# Information supplied

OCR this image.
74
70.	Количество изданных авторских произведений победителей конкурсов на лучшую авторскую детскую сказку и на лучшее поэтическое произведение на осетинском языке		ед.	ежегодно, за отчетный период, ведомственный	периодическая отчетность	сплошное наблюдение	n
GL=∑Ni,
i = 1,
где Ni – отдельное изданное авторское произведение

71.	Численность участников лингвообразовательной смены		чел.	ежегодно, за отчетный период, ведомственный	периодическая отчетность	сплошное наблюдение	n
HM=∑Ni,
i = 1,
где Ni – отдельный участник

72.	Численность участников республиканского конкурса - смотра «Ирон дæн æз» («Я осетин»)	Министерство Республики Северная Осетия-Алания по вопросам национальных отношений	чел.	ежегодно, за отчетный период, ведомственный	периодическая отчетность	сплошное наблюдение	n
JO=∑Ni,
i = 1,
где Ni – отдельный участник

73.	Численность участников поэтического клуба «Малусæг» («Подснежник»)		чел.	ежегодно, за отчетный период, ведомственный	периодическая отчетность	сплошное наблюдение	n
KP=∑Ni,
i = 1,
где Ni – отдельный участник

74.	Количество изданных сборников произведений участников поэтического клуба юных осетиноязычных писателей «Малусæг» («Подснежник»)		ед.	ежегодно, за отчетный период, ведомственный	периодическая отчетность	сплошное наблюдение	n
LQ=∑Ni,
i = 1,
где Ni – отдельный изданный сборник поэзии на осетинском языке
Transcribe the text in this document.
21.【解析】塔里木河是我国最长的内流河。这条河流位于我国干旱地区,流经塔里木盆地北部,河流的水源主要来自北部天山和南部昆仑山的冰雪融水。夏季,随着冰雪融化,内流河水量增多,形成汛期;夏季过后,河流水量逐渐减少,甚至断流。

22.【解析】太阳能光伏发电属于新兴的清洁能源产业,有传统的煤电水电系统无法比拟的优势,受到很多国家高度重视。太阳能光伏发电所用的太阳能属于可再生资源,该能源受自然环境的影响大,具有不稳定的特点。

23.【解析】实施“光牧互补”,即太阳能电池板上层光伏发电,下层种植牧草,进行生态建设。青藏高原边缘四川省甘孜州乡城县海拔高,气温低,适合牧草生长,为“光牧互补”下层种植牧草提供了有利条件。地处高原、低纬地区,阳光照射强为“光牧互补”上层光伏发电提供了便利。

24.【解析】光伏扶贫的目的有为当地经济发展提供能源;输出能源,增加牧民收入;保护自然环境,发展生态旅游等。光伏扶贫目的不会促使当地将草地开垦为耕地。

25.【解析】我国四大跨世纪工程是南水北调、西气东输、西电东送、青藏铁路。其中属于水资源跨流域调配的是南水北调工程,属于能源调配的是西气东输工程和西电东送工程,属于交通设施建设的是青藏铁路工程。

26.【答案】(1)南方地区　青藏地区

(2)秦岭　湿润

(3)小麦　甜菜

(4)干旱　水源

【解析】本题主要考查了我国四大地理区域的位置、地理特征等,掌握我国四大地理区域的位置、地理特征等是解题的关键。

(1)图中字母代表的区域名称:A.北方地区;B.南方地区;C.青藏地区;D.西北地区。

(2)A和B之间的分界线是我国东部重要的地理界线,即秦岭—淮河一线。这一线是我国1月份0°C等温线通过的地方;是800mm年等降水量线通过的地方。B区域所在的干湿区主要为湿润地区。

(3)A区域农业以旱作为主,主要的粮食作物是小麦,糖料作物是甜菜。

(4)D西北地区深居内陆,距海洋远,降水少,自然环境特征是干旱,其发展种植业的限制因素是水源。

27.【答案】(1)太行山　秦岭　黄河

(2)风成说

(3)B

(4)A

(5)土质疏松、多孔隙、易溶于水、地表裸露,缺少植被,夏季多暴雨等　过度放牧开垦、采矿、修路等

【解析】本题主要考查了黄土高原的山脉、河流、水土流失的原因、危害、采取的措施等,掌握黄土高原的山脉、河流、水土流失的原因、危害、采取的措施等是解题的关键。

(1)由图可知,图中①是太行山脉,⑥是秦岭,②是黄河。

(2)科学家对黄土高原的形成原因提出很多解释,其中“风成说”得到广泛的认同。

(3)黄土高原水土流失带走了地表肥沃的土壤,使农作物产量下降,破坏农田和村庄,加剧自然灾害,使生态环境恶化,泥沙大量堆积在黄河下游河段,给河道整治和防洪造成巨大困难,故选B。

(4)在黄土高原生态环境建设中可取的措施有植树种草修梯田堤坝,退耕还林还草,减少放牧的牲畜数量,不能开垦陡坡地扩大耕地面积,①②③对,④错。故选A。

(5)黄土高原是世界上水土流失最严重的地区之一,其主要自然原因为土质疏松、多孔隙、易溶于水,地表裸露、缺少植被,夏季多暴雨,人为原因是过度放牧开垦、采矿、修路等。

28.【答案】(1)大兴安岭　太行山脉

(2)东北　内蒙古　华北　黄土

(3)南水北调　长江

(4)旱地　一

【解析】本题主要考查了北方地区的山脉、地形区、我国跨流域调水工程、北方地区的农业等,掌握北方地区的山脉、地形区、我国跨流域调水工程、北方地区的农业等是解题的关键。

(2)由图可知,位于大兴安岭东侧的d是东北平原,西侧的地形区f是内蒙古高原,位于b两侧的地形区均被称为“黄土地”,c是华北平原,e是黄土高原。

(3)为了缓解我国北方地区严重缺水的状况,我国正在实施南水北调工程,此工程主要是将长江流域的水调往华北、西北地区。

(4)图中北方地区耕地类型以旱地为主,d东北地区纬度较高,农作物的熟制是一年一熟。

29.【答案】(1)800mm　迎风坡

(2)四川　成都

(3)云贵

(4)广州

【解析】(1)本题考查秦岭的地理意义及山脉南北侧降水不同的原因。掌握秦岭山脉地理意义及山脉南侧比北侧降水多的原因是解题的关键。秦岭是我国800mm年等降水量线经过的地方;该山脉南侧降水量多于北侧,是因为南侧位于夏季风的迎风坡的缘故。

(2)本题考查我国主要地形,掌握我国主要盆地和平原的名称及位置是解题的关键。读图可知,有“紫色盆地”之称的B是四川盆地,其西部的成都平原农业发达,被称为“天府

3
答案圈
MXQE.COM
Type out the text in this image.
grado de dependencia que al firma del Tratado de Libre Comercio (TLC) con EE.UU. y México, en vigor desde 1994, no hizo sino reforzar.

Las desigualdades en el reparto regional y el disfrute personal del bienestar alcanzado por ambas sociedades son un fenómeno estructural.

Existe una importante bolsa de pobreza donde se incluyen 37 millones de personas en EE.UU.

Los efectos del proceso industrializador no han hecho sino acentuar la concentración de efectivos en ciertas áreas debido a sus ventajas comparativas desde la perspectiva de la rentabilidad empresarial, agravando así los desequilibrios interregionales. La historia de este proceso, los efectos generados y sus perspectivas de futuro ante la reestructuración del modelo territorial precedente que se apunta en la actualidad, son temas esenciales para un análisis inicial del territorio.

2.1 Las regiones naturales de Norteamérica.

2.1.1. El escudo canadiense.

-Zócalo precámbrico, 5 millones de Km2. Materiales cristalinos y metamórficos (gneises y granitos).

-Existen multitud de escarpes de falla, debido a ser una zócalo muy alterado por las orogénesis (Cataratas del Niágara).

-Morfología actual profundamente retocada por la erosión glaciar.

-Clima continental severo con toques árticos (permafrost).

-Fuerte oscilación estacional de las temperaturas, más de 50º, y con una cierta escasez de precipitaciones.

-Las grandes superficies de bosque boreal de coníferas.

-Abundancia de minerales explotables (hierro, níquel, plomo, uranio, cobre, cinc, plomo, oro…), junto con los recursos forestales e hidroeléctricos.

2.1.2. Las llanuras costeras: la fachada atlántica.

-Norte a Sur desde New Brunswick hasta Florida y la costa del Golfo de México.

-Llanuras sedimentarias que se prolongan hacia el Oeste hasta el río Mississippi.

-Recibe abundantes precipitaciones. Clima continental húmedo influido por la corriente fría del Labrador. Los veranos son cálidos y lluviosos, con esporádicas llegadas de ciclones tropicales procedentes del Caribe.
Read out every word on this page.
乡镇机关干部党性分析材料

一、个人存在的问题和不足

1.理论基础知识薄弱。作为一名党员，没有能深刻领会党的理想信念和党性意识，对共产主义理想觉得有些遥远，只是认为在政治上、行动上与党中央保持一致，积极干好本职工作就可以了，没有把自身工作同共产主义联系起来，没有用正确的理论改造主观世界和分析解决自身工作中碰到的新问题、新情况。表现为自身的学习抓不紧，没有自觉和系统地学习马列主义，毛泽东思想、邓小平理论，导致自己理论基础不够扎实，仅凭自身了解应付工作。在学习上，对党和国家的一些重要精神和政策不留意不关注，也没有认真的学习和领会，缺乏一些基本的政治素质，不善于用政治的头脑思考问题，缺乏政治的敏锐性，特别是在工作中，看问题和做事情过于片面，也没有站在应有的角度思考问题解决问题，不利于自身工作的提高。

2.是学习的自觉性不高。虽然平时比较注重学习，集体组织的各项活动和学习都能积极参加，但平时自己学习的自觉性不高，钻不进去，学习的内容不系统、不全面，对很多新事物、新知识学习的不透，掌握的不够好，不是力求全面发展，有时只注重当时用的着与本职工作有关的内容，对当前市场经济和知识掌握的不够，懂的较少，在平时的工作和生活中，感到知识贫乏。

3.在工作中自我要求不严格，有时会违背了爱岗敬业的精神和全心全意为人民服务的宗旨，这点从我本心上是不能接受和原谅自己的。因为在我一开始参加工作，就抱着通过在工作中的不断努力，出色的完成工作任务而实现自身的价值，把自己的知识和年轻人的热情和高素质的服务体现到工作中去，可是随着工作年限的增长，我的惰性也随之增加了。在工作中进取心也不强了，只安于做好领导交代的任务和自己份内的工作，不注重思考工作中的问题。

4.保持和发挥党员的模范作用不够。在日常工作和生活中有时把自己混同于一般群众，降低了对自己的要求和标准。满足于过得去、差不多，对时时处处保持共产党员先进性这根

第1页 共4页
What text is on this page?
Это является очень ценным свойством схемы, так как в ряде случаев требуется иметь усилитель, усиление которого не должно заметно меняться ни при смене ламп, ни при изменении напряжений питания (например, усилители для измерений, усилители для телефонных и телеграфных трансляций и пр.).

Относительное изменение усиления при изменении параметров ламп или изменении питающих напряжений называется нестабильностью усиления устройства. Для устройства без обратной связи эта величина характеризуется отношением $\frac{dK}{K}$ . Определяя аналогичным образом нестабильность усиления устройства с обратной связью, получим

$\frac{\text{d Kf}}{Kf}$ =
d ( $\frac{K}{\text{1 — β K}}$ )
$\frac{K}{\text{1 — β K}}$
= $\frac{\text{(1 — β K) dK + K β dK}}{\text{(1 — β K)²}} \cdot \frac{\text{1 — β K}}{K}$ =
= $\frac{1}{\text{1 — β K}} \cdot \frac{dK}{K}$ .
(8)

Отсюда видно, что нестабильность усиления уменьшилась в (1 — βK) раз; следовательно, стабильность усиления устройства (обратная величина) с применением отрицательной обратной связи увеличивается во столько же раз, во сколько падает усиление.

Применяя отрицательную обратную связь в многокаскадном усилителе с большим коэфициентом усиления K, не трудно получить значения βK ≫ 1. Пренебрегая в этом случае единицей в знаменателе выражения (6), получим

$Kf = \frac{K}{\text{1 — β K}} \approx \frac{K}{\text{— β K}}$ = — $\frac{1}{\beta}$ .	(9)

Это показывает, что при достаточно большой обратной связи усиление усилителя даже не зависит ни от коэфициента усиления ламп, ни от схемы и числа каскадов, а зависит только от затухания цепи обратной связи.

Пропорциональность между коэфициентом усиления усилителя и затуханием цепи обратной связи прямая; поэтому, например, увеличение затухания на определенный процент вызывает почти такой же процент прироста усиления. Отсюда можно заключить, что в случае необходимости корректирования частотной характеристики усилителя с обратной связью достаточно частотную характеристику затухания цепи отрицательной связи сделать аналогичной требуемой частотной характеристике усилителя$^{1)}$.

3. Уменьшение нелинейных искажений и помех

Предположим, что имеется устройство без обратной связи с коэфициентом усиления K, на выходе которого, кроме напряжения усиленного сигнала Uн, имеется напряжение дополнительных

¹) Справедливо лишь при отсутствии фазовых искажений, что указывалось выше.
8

# Set problem
Where a line holds the string "this", copy that line.

# Answer for the task
OCR this image.
Transcribe the text in this document.
Type out the text in this image.
Read out every word on this page.
What text is on this page?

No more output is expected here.